▶ _What is being asked_
Retype every entry in its entirety, without alteration.

▶ _Input material_
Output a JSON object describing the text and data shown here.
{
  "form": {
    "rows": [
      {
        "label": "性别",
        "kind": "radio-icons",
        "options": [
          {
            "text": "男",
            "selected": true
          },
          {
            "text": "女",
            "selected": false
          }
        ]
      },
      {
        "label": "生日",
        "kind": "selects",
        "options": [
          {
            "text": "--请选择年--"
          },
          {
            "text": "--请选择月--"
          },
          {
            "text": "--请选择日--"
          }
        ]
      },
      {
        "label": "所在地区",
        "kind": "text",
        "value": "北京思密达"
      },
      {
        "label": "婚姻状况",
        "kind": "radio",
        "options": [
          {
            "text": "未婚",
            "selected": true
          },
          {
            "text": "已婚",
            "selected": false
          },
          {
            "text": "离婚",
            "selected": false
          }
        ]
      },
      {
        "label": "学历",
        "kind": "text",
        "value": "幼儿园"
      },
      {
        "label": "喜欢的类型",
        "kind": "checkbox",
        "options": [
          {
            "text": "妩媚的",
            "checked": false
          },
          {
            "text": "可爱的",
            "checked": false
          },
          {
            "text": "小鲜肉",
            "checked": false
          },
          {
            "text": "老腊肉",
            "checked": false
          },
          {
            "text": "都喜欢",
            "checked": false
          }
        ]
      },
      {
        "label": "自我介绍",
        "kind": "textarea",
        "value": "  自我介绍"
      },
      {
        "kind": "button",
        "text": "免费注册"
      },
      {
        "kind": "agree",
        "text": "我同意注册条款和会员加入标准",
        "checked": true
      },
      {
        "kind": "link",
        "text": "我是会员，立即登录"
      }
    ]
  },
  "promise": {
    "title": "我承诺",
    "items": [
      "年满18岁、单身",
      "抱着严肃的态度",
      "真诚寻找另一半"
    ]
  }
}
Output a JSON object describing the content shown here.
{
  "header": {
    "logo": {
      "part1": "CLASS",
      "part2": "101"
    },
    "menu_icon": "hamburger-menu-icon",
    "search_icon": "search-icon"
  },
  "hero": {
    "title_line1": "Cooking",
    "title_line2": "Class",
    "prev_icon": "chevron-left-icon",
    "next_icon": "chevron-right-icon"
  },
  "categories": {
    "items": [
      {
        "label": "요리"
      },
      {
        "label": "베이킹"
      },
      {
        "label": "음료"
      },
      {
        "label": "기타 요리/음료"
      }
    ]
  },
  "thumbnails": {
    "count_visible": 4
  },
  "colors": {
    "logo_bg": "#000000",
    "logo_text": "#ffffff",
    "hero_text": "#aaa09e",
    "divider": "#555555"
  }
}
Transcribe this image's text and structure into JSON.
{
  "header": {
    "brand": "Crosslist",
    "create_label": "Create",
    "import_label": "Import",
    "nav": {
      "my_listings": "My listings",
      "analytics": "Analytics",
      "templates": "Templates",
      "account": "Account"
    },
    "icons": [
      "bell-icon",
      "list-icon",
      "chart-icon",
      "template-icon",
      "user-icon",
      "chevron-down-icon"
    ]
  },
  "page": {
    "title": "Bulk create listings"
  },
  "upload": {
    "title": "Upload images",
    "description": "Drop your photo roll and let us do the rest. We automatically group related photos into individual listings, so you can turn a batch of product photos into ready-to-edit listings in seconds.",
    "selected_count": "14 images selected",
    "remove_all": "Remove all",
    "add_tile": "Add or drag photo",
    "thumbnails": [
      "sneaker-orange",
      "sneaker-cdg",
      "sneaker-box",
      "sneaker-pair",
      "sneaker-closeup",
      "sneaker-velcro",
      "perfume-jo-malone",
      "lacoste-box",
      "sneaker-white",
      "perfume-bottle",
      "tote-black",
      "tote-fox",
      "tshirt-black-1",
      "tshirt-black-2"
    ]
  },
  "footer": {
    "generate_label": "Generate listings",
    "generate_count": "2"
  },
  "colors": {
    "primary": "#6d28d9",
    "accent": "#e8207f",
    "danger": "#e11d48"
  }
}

▶ _Solution to the problem_
Output a JSON object describing the text and data shown here.
{
  "form": {
    "rows": [
      {
        "label": "性别",
        "kind": "radio-icons",
        "options": [
          {
            "text": "男",
            "selected": true
          },
          {
            "text": "女",
            "selected": false
          }
        ]
      },
      {
        "label": "生日",
        "kind": "selects",
        "options": [
          {
            "text": "--请选择年--"
          },
          {
            "text": "--请选择月--"
          },
          {
            "text": "--请选择日--"
          }
        ]
      },
      {
        "label": "所在地区",
        "kind": "text",
        "value": "北京思密达"
      },
      {
        "label": "婚姻状况",
        "kind": "radio",
        "options": [
          {
            "text": "未婚",
            "selected": true
          },
          {
            "text": "已婚",
            "selected": false
          },
          {
            "text": "离婚",
            "selected": false
          }
        ]
      },
      {
        "label": "学历",
        "kind": "text",
        "value": "幼儿园"
      },
      {
        "label": "喜欢的类型",
        "kind": "checkbox",
        "options": [
          {
            "text": "妩媚的",
            "checked": false
          },
          {
            "text": "可爱的",
            "checked": false
          },
          {
            "text": "小鲜肉",
            "checked": false
          },
          {
            "text": "老腊肉",
            "checked": false
          },
          {
            "text": "都喜欢",
            "checked": false
          }
        ]
      },
      {
        "label": "自我介绍",
        "kind": "textarea",
        "value": "  自我介绍"
      },
      {
        "kind": "button",
        "text": "免费注册"
      },
      {
        "kind": "agree",
        "text": "我同意注册条款和会员加入标准",
        "checked": true
      },
      {
        "kind": "link",
        "text": "我是会员，立即登录"
      }
    ]
  },
  "promise": {
    "title": "我承诺",
    "items": [
      "年满18岁、单身",
      "抱着严肃的态度",
      "真诚寻找另一半"
    ]
  }
}
Output a JSON object describing the content shown here.
{
  "header": {
    "logo": {
      "part1": "CLASS",
      "part2": "101"
    },
    "menu_icon": "hamburger-menu-icon",
    "search_icon": "search-icon"
  },
  "hero": {
    "title_line1": "Cooking",
    "title_line2": "Class",
    "prev_icon": "chevron-left-icon",
    "next_icon": "chevron-right-icon"
  },
  "categories": {
    "items": [
      {
        "label": "요리"
      },
      {
        "label": "베이킹"
      },
      {
        "label": "음료"
      },
      {
        "label": "기타 요리/음료"
      }
    ]
  },
  "thumbnails": {
    "count_visible": 4
  },
  "colors": {
    "logo_bg": "#000000",
    "logo_text": "#ffffff",
    "hero_text": "#aaa09e",
    "divider": "#555555"
  }
}
Transcribe this image's text and structure into JSON.
{
  "header": {
    "brand": "Crosslist",
    "create_label": "Create",
    "import_label": "Import",
    "nav": {
      "my_listings": "My listings",
      "analytics": "Analytics",
      "templates": "Templates",
      "account": "Account"
    },
    "icons": [
      "bell-icon",
      "list-icon",
      "chart-icon",
      "template-icon",
      "user-icon",
      "chevron-down-icon"
    ]
  },
  "page": {
    "title": "Bulk create listings"
  },
  "upload": {
    "title": "Upload images",
    "description": "Drop your photo roll and let us do the rest. We automatically group related photos into individual listings, so you can turn a batch of product photos into ready-to-edit listings in seconds.",
    "selected_count": "14 images selected",
    "remove_all": "Remove all",
    "add_tile": "Add or drag photo",
    "thumbnails": [
      "sneaker-orange",
      "sneaker-cdg",
      "sneaker-box",
      "sneaker-pair",
      "sneaker-closeup",
      "sneaker-velcro",
      "perfume-jo-malone",
      "lacoste-box",
      "sneaker-white",
      "perfume-bottle",
      "tote-black",
      "tote-fox",
      "tshirt-black-1",
      "tshirt-black-2"
    ]
  },
  "footer": {
    "generate_label": "Generate listings",
    "generate_count": "2"
  },
  "colors": {
    "primary": "#6d28d9",
    "accent": "#e8207f",
    "danger": "#e11d48"
  }
}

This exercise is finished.